For this exercise, copy out each line of the material below that includes "связано".

Data entries
►

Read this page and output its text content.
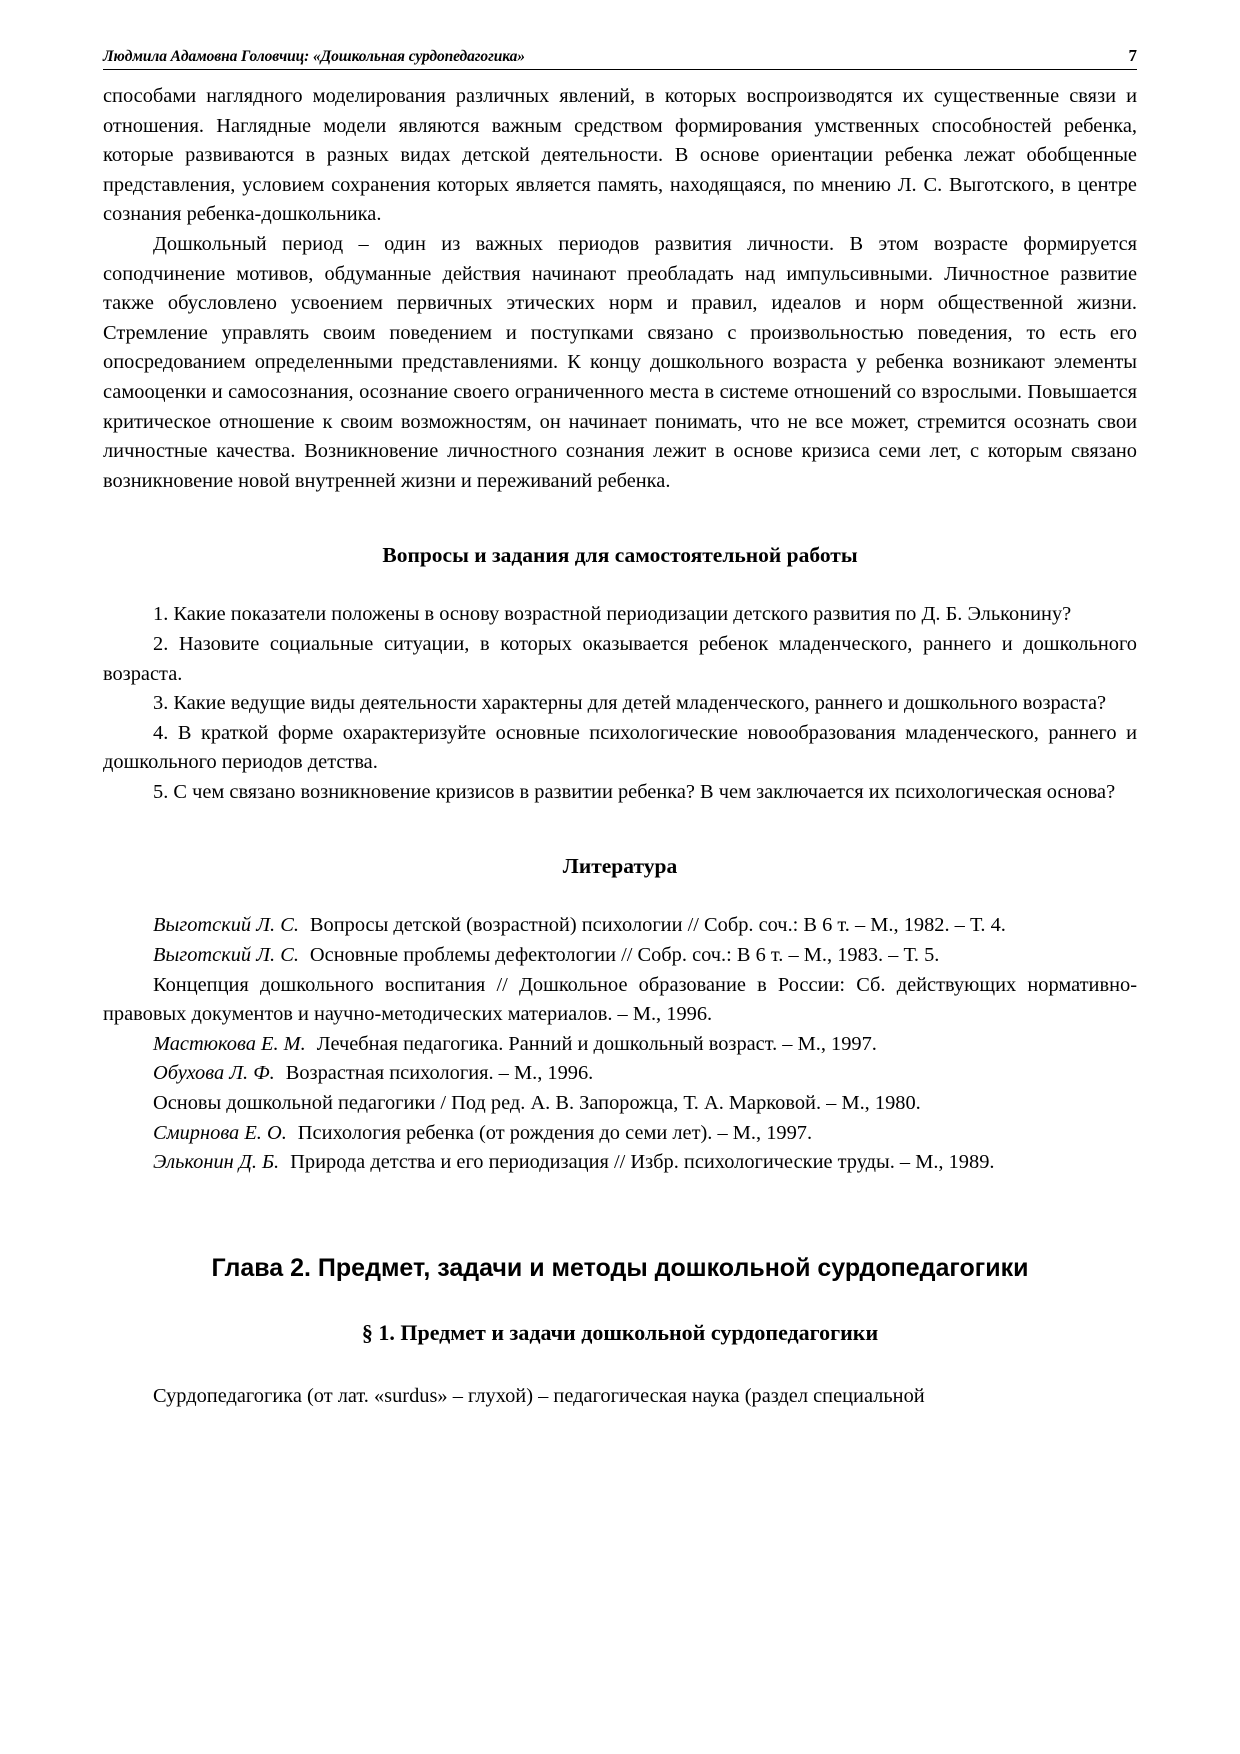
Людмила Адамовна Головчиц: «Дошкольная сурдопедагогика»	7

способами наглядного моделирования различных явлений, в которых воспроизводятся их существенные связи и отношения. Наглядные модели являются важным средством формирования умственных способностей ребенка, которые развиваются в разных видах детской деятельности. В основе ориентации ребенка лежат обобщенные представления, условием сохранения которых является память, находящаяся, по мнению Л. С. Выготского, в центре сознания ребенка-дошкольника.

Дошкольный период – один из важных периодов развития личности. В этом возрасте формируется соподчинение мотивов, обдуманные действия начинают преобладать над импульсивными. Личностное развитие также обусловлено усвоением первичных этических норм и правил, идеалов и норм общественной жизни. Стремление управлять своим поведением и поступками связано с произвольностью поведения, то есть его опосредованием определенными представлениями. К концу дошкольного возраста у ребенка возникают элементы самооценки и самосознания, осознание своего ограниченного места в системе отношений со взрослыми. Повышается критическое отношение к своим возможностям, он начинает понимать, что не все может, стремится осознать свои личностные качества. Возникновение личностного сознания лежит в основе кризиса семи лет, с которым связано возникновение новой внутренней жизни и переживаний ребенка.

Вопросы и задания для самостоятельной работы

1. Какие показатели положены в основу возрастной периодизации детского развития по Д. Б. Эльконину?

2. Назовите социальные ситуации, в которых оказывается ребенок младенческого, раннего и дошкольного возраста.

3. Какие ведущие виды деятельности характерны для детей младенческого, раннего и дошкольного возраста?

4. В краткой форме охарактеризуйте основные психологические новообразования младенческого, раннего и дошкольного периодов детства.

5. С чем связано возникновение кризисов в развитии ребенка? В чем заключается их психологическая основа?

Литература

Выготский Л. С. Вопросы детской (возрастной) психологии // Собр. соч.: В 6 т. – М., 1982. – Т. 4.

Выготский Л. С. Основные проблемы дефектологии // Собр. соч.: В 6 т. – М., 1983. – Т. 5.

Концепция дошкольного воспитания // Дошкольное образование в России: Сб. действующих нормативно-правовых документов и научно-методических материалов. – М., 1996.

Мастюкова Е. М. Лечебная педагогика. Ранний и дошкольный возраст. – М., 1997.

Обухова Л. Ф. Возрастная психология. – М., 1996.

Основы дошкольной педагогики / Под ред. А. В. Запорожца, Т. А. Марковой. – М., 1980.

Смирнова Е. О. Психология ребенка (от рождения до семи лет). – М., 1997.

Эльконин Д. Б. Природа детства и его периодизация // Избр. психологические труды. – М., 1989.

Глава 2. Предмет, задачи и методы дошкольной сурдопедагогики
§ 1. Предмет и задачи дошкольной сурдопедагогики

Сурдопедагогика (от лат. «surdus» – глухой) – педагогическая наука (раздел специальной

◄
►

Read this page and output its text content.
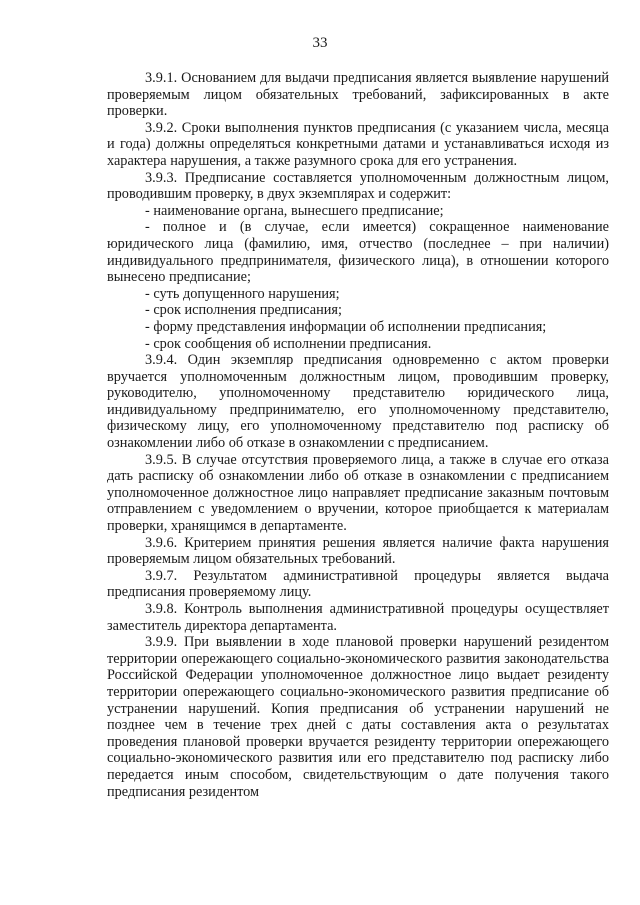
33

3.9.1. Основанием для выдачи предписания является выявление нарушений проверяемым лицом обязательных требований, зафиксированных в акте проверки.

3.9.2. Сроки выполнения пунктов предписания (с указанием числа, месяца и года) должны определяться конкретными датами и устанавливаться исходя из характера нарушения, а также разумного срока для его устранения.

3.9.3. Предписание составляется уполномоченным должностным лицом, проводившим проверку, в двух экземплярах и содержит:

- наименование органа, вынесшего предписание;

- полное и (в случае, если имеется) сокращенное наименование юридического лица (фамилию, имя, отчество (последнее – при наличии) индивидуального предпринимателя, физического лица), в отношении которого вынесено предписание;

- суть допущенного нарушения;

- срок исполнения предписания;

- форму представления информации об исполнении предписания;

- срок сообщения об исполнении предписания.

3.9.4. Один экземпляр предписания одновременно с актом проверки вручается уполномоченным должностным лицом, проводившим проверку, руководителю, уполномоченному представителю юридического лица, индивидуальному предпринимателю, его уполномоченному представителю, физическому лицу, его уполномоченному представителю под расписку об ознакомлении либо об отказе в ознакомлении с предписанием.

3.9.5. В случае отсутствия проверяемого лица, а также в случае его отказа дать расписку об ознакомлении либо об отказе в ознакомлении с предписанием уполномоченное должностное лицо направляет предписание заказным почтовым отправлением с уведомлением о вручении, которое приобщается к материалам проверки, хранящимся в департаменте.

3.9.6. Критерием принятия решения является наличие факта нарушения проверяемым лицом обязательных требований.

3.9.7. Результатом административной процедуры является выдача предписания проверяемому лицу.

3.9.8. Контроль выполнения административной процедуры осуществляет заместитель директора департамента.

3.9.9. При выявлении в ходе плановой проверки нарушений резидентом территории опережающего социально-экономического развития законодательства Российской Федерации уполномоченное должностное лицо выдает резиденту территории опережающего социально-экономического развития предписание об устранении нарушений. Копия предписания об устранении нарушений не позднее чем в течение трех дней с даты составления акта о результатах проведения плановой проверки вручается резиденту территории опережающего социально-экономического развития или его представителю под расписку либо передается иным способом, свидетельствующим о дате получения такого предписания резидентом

◄

Completed task:
Дошкольный период – один из важных периодов развития личности. В этом возрасте формируется соподчинение мотивов, обдуманные действия начинают преобладать над импульсивными. Личностное развитие также обусловлено усвоением первичных этических норм и правил, идеалов и норм общественной жизни. Стремление управлять своим поведением и поступками связано с произвольностью поведения, то есть его опосредованием определенными представлениями. К концу дошкольного возраста у ребенка возникают элементы самооценки и самосознания, осознание своего ограниченного места в системе отношений со взрослыми. Повышается критическое отношение к своим возможностям, он начинает понимать, что не все может, стремится осознать свои личностные качества. Возникновение личностного сознания лежит в основе кризиса семи лет, с которым связано возникновение новой внутренней жизни и переживаний ребенка.
5. С чем связано возникновение кризисов в развитии ребенка? В чем заключается их психологическая основа?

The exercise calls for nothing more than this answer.